Your objective: Give every entry again, word for word.

Records for the task:
:::::
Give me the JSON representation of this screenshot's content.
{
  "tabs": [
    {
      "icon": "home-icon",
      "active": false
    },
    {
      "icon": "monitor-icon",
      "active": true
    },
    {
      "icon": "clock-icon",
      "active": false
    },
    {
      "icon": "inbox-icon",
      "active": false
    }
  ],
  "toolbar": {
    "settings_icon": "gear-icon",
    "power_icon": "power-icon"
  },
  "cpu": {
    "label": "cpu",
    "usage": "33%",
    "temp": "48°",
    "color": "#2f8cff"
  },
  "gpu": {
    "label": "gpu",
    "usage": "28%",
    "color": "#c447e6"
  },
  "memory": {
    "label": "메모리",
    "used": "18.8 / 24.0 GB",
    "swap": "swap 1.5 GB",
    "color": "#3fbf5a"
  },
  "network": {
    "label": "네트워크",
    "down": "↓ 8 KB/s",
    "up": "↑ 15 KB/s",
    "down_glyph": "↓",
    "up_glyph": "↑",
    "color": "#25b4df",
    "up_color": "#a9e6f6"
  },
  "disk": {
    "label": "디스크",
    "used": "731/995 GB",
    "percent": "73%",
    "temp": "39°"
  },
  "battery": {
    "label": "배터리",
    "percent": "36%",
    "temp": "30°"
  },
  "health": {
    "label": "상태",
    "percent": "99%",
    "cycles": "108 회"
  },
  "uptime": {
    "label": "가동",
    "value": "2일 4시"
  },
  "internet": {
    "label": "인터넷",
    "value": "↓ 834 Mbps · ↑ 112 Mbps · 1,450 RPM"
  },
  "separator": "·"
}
:::::
Solution:
Give me the JSON representation of this screenshot's content.
{
  "tabs": [
    {
      "icon": "home-icon",
      "active": false
    },
    {
      "icon": "monitor-icon",
      "active": true
    },
    {
      "icon": "clock-icon",
      "active": false
    },
    {
      "icon": "inbox-icon",
      "active": false
    }
  ],
  "toolbar": {
    "settings_icon": "gear-icon",
    "power_icon": "power-icon"
  },
  "cpu": {
    "label": "cpu",
    "usage": "33%",
    "temp": "48°",
    "color": "#2f8cff"
  },
  "gpu": {
    "label": "gpu",
    "usage": "28%",
    "color": "#c447e6"
  },
  "memory": {
    "label": "메모리",
    "used": "18.8 / 24.0 GB",
    "swap": "swap 1.5 GB",
    "color": "#3fbf5a"
  },
  "network": {
    "label": "네트워크",
    "down": "↓ 8 KB/s",
    "up": "↑ 15 KB/s",
    "down_glyph": "↓",
    "up_glyph": "↑",
    "color": "#25b4df",
    "up_color": "#a9e6f6"
  },
  "disk": {
    "label": "디스크",
    "used": "731/995 GB",
    "percent": "73%",
    "temp": "39°"
  },
  "battery": {
    "label": "배터리",
    "percent": "36%",
    "temp": "30°"
  },
  "health": {
    "label": "상태",
    "percent": "99%",
    "cycles": "108 회"
  },
  "uptime": {
    "label": "가동",
    "value": "2일 4시"
  },
  "internet": {
    "label": "인터넷",
    "value": "↓ 834 Mbps · ↑ 112 Mbps · 1,450 RPM"
  },
  "separator": "·"
}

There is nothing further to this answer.